Data items
──────────────────────────────

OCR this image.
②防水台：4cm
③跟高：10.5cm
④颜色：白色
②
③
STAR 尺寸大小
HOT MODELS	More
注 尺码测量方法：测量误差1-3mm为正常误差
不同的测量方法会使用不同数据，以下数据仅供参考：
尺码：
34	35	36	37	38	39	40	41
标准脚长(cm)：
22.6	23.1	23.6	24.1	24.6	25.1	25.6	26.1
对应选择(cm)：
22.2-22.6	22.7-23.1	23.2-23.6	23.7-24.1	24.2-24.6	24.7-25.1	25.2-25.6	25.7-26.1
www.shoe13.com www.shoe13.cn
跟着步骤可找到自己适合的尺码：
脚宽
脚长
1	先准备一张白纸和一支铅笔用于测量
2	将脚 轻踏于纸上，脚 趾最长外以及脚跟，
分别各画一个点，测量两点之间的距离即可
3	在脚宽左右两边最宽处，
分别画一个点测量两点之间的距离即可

──────────────────────────────

EXERCISE DESCRIPTION:
Above are the records; copy all of them exactly.

TASK ANSWER:
OCR this image.
②防水台：4cm
③跟高：10.5cm
④颜色：白色
②
③
STAR 尺寸大小
HOT MODELS	More
注 尺码测量方法：测量误差1-3mm为正常误差
不同的测量方法会使用不同数据，以下数据仅供参考：
尺码：
34	35	36	37	38	39	40	41
标准脚长(cm)：
22.6	23.1	23.6	24.1	24.6	25.1	25.6	26.1
对应选择(cm)：
22.2-22.6	22.7-23.1	23.2-23.6	23.7-24.1	24.2-24.6	24.7-25.1	25.2-25.6	25.7-26.1
www.shoe13.com www.shoe13.cn
跟着步骤可找到自己适合的尺码：
脚宽
脚长
1	先准备一张白纸和一支铅笔用于测量
2	将脚 轻踏于纸上，脚 趾最长外以及脚跟，
分别各画一个点，测量两点之间的距离即可
3	在脚宽左右两边最宽处，
分别画一个点测量两点之间的距离即可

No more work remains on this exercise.